== WORK TO BE COMPLETED ==
Repeat every entry word for word, but leave the images out of your copy.
■ ■ ■ ■
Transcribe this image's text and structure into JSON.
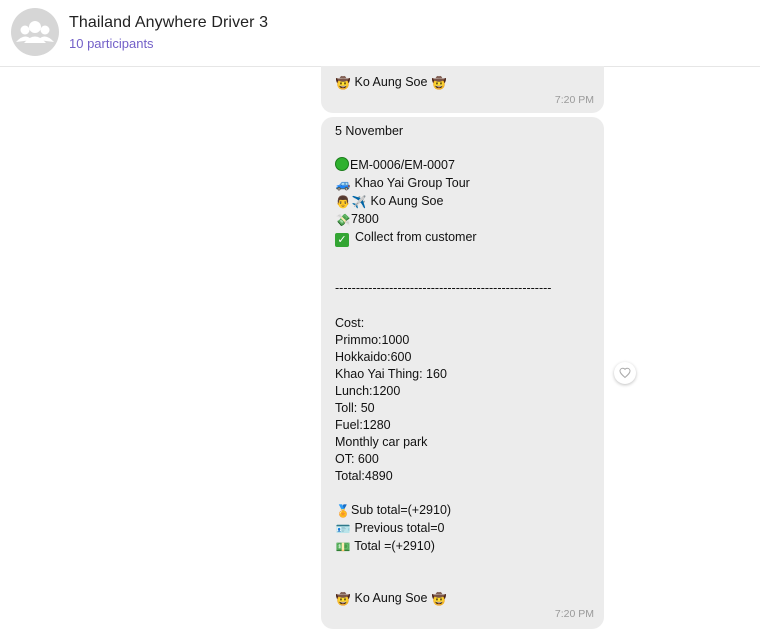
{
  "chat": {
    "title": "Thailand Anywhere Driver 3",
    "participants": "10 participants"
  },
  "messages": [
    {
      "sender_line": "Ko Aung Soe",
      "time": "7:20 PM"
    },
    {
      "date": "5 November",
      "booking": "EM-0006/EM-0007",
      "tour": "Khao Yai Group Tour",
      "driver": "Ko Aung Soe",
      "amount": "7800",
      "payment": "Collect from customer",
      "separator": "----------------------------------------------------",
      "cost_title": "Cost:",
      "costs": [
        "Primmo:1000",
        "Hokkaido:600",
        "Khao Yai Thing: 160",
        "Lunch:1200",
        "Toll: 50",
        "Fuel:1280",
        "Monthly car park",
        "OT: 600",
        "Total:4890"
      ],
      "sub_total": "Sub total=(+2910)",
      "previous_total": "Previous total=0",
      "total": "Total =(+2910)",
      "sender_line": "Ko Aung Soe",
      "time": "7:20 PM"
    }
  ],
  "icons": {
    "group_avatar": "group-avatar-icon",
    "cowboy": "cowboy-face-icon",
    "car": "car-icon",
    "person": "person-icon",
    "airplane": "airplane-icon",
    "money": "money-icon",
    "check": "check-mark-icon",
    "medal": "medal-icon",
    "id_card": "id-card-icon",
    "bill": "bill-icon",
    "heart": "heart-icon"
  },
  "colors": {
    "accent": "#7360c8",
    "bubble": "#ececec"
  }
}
■ ■ ■ ■
== SOLUTION FOR THIS PROBLEM ==
Transcribe this image's text and structure into JSON.
{
  "chat": {
    "title": "Thailand Anywhere Driver 3",
    "participants": "10 participants"
  },
  "messages": [
    {
      "sender_line": "Ko Aung Soe",
      "time": "7:20 PM"
    },
    {
      "date": "5 November",
      "booking": "EM-0006/EM-0007",
      "tour": "Khao Yai Group Tour",
      "driver": "Ko Aung Soe",
      "amount": "7800",
      "payment": "Collect from customer",
      "separator": "----------------------------------------------------",
      "cost_title": "Cost:",
      "costs": [
        "Primmo:1000",
        "Hokkaido:600",
        "Khao Yai Thing: 160",
        "Lunch:1200",
        "Toll: 50",
        "Fuel:1280",
        "Monthly car park",
        "OT: 600",
        "Total:4890"
      ],
      "sub_total": "Sub total=(+2910)",
      "previous_total": "Previous total=0",
      "total": "Total =(+2910)",
      "sender_line": "Ko Aung Soe",
      "time": "7:20 PM"
    }
  ],
  "icons": {
    "group_avatar": "group-avatar-icon",
    "cowboy": "cowboy-face-icon",
    "car": "car-icon",
    "person": "person-icon",
    "airplane": "airplane-icon",
    "money": "money-icon",
    "check": "check-mark-icon",
    "medal": "medal-icon",
    "id_card": "id-card-icon",
    "bill": "bill-icon",
    "heart": "heart-icon"
  },
  "colors": {
    "accent": "#7360c8",
    "bubble": "#ececec"
  }
}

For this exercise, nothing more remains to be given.